Extracts from a graphics dataset
>> START
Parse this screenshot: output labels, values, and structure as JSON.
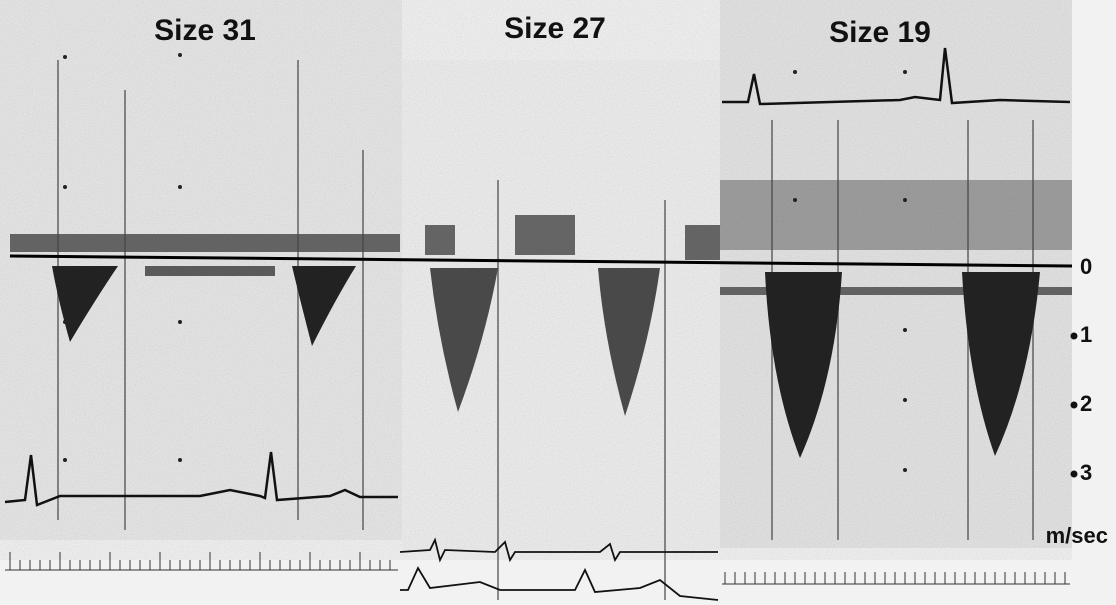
{
  "panels": [
    {
      "title": "Size 31"
    },
    {
      "title": "Size 27"
    },
    {
      "title": "Size 19"
    }
  ],
  "scale": {
    "labels": [
      "0",
      "1",
      "2",
      "3"
    ],
    "unit": "m/sec"
  }
}
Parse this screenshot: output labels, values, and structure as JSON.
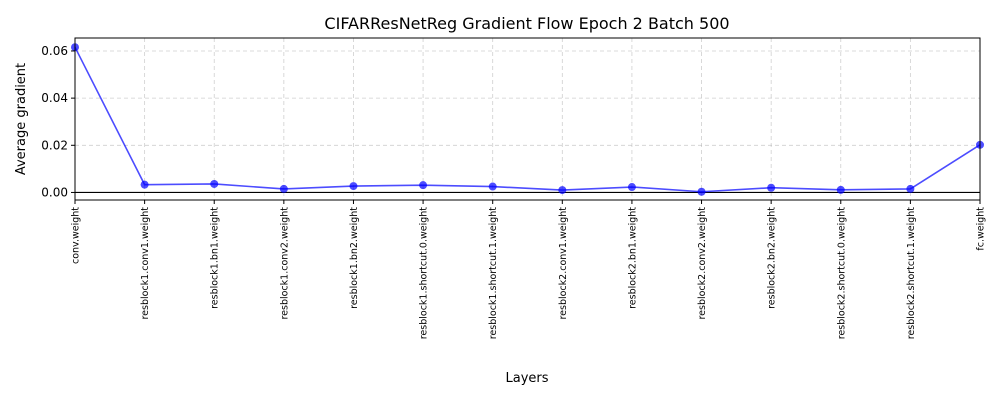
{
  "chart_data": {
    "type": "line",
    "title": "CIFARResNetReg Gradient Flow Epoch 2 Batch 500",
    "xlabel": "Layers",
    "ylabel": "Average gradient",
    "ylim": [
      -0.0032,
      0.0655
    ],
    "yticks": [
      0.0,
      0.02,
      0.04,
      0.06
    ],
    "ytick_labels": [
      "0.00",
      "0.02",
      "0.04",
      "0.06"
    ],
    "grid": true,
    "zero_line": true,
    "color": "#0000ff",
    "categories": [
      "conv.weight",
      "resblock1.conv1.weight",
      "resblock1.bn1.weight",
      "resblock1.conv2.weight",
      "resblock1.bn2.weight",
      "resblock1.shortcut.0.weight",
      "resblock1.shortcut.1.weight",
      "resblock2.conv1.weight",
      "resblock2.bn1.weight",
      "resblock2.conv2.weight",
      "resblock2.bn2.weight",
      "resblock2.shortcut.0.weight",
      "resblock2.shortcut.1.weight",
      "fc.weight"
    ],
    "values": [
      0.0616,
      0.0033,
      0.0036,
      0.0015,
      0.0027,
      0.0031,
      0.0025,
      0.001,
      0.0023,
      0.0003,
      0.002,
      0.0011,
      0.0015,
      0.0202
    ]
  }
}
>> END
Without the pictures, retype the whole of the material above exactly.

Parse this screenshot: output labels, values, and structure as JSON.
{
  "panels": [
    {
      "title": "Size 31"
    },
    {
      "title": "Size 27"
    },
    {
      "title": "Size 19"
    }
  ],
  "scale": {
    "labels": [
      "0",
      "1",
      "2",
      "3"
    ],
    "unit": "m/sec"
  }
}
Parse this screenshot: output labels, values, and structure as JSON.
{
  "chart_data": {
    "type": "line",
    "title": "CIFARResNetReg Gradient Flow Epoch 2 Batch 500",
    "xlabel": "Layers",
    "ylabel": "Average gradient",
    "ylim": [
      -0.0032,
      0.0655
    ],
    "yticks": [
      0.0,
      0.02,
      0.04,
      0.06
    ],
    "ytick_labels": [
      "0.00",
      "0.02",
      "0.04",
      "0.06"
    ],
    "grid": true,
    "zero_line": true,
    "color": "#0000ff",
    "categories": [
      "conv.weight",
      "resblock1.conv1.weight",
      "resblock1.bn1.weight",
      "resblock1.conv2.weight",
      "resblock1.bn2.weight",
      "resblock1.shortcut.0.weight",
      "resblock1.shortcut.1.weight",
      "resblock2.conv1.weight",
      "resblock2.bn1.weight",
      "resblock2.conv2.weight",
      "resblock2.bn2.weight",
      "resblock2.shortcut.0.weight",
      "resblock2.shortcut.1.weight",
      "fc.weight"
    ],
    "values": [
      0.0616,
      0.0033,
      0.0036,
      0.0015,
      0.0027,
      0.0031,
      0.0025,
      0.001,
      0.0023,
      0.0003,
      0.002,
      0.0011,
      0.0015,
      0.0202
    ]
  }
}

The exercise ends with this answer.